=== TASK TO CARRY OUT ===
Retype each line exactly. Skip images.

=== DATA EXTRACT ===
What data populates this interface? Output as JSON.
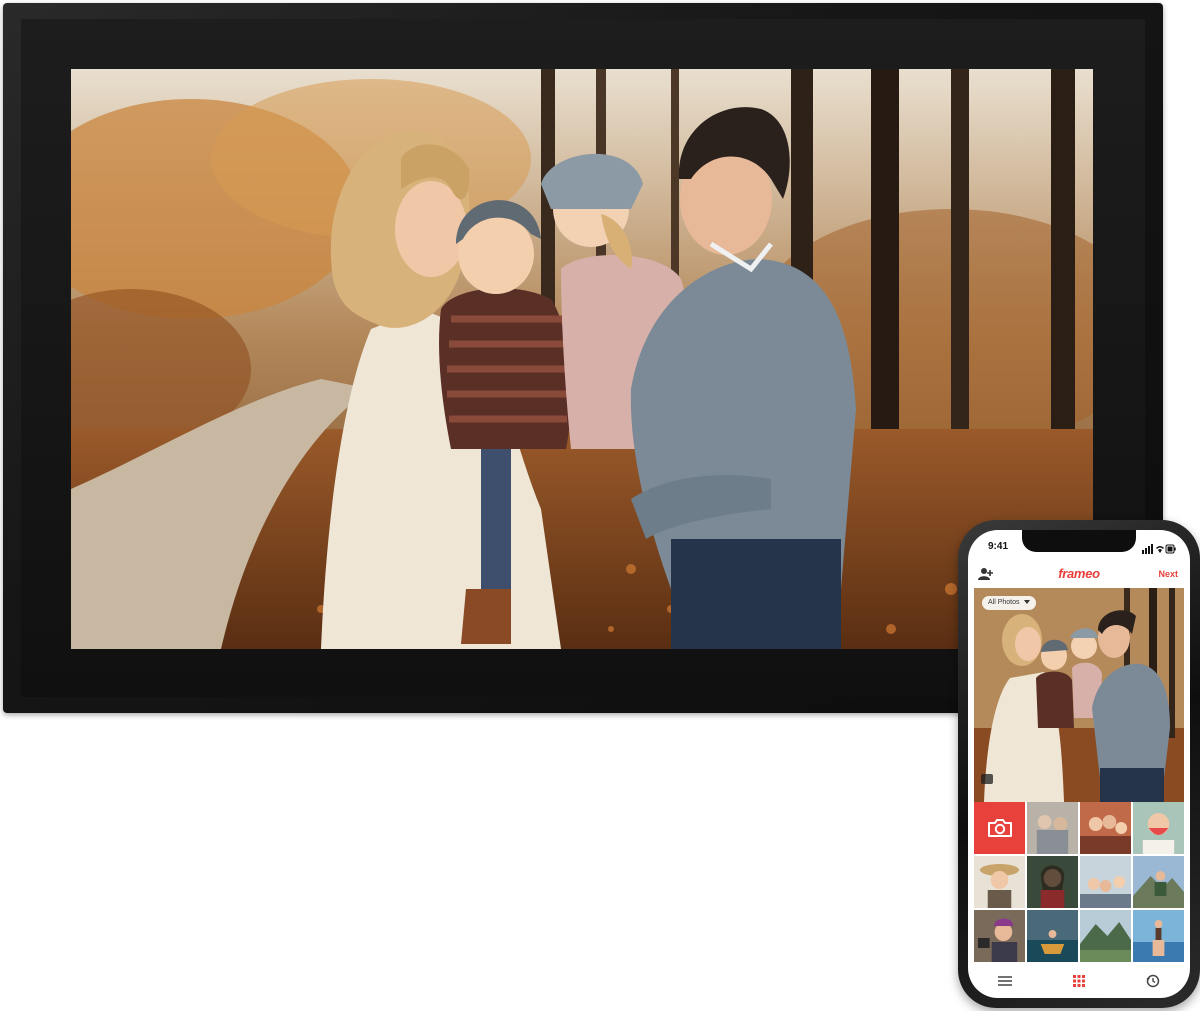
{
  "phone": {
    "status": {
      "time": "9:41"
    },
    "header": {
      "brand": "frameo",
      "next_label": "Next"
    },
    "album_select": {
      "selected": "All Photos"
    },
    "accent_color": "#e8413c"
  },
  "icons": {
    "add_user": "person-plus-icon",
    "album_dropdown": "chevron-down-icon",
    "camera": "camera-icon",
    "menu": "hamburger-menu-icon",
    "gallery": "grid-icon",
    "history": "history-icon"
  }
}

=== TASK RESPONSE ===
What data populates this interface? Output as JSON.
{
  "phone": {
    "status": {
      "time": "9:41"
    },
    "header": {
      "brand": "frameo",
      "next_label": "Next"
    },
    "album_select": {
      "selected": "All Photos"
    },
    "accent_color": "#e8413c"
  },
  "icons": {
    "add_user": "person-plus-icon",
    "album_dropdown": "chevron-down-icon",
    "camera": "camera-icon",
    "menu": "hamburger-menu-icon",
    "gallery": "grid-icon",
    "history": "history-icon"
  }
}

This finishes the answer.